Leave out the pictures and repeat the rest of the material exactly.
--- BEGIN Supplied data ---
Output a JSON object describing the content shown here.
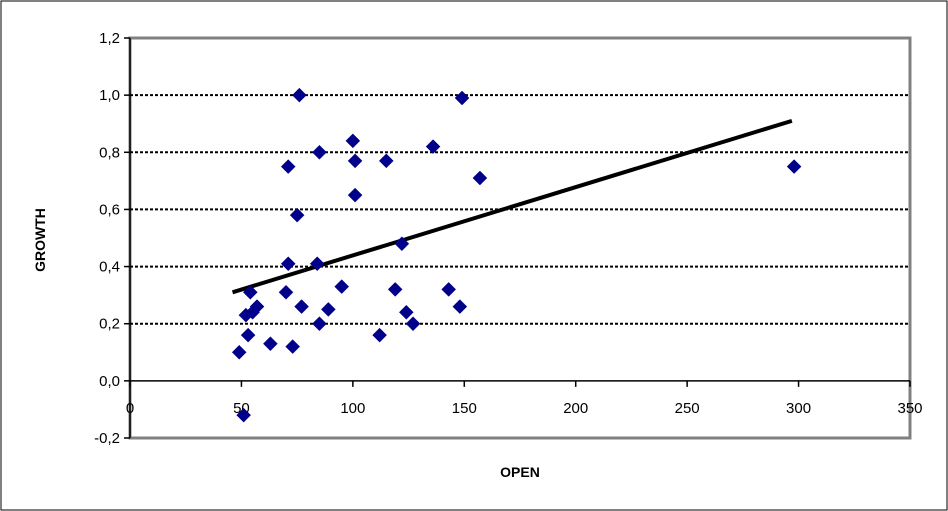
{
  "chart_data": {
    "type": "scatter",
    "title": "",
    "xlabel": "OPEN",
    "ylabel": "GROWTH",
    "xlim": [
      0,
      350
    ],
    "ylim": [
      -0.2,
      1.2
    ],
    "x_ticks": [
      0,
      50,
      100,
      150,
      200,
      250,
      300,
      350
    ],
    "x_tick_labels": [
      "0",
      "50",
      "100",
      "150",
      "200",
      "250",
      "300",
      "350"
    ],
    "y_ticks": [
      -0.2,
      0.0,
      0.2,
      0.4,
      0.6,
      0.8,
      1.0,
      1.2
    ],
    "y_tick_labels": [
      "-0,2",
      "0,0",
      "0,2",
      "0,4",
      "0,6",
      "0,8",
      "1,0",
      "1,2"
    ],
    "grid": "horizontal dashed",
    "legend": "none",
    "series": [
      {
        "marker": "diamond",
        "color": "#00008B",
        "points": [
          [
            49,
            0.1
          ],
          [
            51,
            -0.12
          ],
          [
            52,
            0.23
          ],
          [
            53,
            0.16
          ],
          [
            54,
            0.31
          ],
          [
            55,
            0.24
          ],
          [
            57,
            0.26
          ],
          [
            63,
            0.13
          ],
          [
            70,
            0.31
          ],
          [
            71,
            0.75
          ],
          [
            71,
            0.41
          ],
          [
            73,
            0.12
          ],
          [
            75,
            0.58
          ],
          [
            76,
            1.0
          ],
          [
            77,
            0.26
          ],
          [
            84,
            0.41
          ],
          [
            85,
            0.8
          ],
          [
            85,
            0.2
          ],
          [
            89,
            0.25
          ],
          [
            95,
            0.33
          ],
          [
            100,
            0.84
          ],
          [
            101,
            0.77
          ],
          [
            101,
            0.65
          ],
          [
            112,
            0.16
          ],
          [
            115,
            0.77
          ],
          [
            119,
            0.32
          ],
          [
            122,
            0.48
          ],
          [
            124,
            0.24
          ],
          [
            127,
            0.2
          ],
          [
            136,
            0.82
          ],
          [
            143,
            0.32
          ],
          [
            148,
            0.26
          ],
          [
            149,
            0.99
          ],
          [
            157,
            0.71
          ],
          [
            298,
            0.75
          ]
        ]
      }
    ],
    "trendline": {
      "type": "linear",
      "color": "#000000",
      "x": [
        46,
        297
      ],
      "y": [
        0.31,
        0.91
      ]
    }
  }
}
--- END Supplied data ---
--- Solution to this exercise ---
Output a JSON object describing the content shown here.
{
  "chart_data": {
    "type": "scatter",
    "title": "",
    "xlabel": "OPEN",
    "ylabel": "GROWTH",
    "xlim": [
      0,
      350
    ],
    "ylim": [
      -0.2,
      1.2
    ],
    "x_ticks": [
      0,
      50,
      100,
      150,
      200,
      250,
      300,
      350
    ],
    "x_tick_labels": [
      "0",
      "50",
      "100",
      "150",
      "200",
      "250",
      "300",
      "350"
    ],
    "y_ticks": [
      -0.2,
      0.0,
      0.2,
      0.4,
      0.6,
      0.8,
      1.0,
      1.2
    ],
    "y_tick_labels": [
      "-0,2",
      "0,0",
      "0,2",
      "0,4",
      "0,6",
      "0,8",
      "1,0",
      "1,2"
    ],
    "grid": "horizontal dashed",
    "legend": "none",
    "series": [
      {
        "marker": "diamond",
        "color": "#00008B",
        "points": [
          [
            49,
            0.1
          ],
          [
            51,
            -0.12
          ],
          [
            52,
            0.23
          ],
          [
            53,
            0.16
          ],
          [
            54,
            0.31
          ],
          [
            55,
            0.24
          ],
          [
            57,
            0.26
          ],
          [
            63,
            0.13
          ],
          [
            70,
            0.31
          ],
          [
            71,
            0.75
          ],
          [
            71,
            0.41
          ],
          [
            73,
            0.12
          ],
          [
            75,
            0.58
          ],
          [
            76,
            1.0
          ],
          [
            77,
            0.26
          ],
          [
            84,
            0.41
          ],
          [
            85,
            0.8
          ],
          [
            85,
            0.2
          ],
          [
            89,
            0.25
          ],
          [
            95,
            0.33
          ],
          [
            100,
            0.84
          ],
          [
            101,
            0.77
          ],
          [
            101,
            0.65
          ],
          [
            112,
            0.16
          ],
          [
            115,
            0.77
          ],
          [
            119,
            0.32
          ],
          [
            122,
            0.48
          ],
          [
            124,
            0.24
          ],
          [
            127,
            0.2
          ],
          [
            136,
            0.82
          ],
          [
            143,
            0.32
          ],
          [
            148,
            0.26
          ],
          [
            149,
            0.99
          ],
          [
            157,
            0.71
          ],
          [
            298,
            0.75
          ]
        ]
      }
    ],
    "trendline": {
      "type": "linear",
      "color": "#000000",
      "x": [
        46,
        297
      ],
      "y": [
        0.31,
        0.91
      ]
    }
  }
}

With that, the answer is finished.